▶ **Short problem**
In the entries that follow, how many lines contain "soldars"? Answer with the number only.

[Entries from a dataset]

########################################

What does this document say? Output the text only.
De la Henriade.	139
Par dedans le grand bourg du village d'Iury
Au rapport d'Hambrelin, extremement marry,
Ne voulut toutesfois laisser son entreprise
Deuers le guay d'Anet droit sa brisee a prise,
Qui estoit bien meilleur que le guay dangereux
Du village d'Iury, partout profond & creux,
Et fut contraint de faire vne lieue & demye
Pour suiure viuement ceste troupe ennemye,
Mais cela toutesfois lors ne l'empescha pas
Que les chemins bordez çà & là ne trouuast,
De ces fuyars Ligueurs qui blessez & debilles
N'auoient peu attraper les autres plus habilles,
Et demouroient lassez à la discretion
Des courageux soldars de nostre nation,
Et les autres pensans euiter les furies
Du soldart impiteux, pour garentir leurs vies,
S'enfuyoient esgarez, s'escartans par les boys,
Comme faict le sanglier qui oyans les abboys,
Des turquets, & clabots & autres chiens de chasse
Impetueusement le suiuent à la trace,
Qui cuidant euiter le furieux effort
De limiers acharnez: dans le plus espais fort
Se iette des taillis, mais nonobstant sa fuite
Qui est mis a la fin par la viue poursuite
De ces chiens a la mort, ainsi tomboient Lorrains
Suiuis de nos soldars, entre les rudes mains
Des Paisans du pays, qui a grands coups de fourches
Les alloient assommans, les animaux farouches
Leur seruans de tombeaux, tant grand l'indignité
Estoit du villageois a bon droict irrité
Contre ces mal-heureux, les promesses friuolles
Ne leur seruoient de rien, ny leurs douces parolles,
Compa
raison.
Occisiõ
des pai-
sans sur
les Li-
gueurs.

########################################

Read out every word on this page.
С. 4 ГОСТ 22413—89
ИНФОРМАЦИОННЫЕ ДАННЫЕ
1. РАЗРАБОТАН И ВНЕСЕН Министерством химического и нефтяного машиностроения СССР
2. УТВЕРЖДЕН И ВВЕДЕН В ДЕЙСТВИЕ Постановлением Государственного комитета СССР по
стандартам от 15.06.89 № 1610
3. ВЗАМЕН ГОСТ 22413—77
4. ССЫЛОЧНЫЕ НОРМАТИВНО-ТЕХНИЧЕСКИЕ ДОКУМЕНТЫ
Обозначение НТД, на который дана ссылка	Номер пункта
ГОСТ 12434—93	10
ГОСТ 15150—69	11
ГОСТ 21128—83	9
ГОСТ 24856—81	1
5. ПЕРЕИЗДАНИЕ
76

########################################

▶ **Solution for this exercise**
2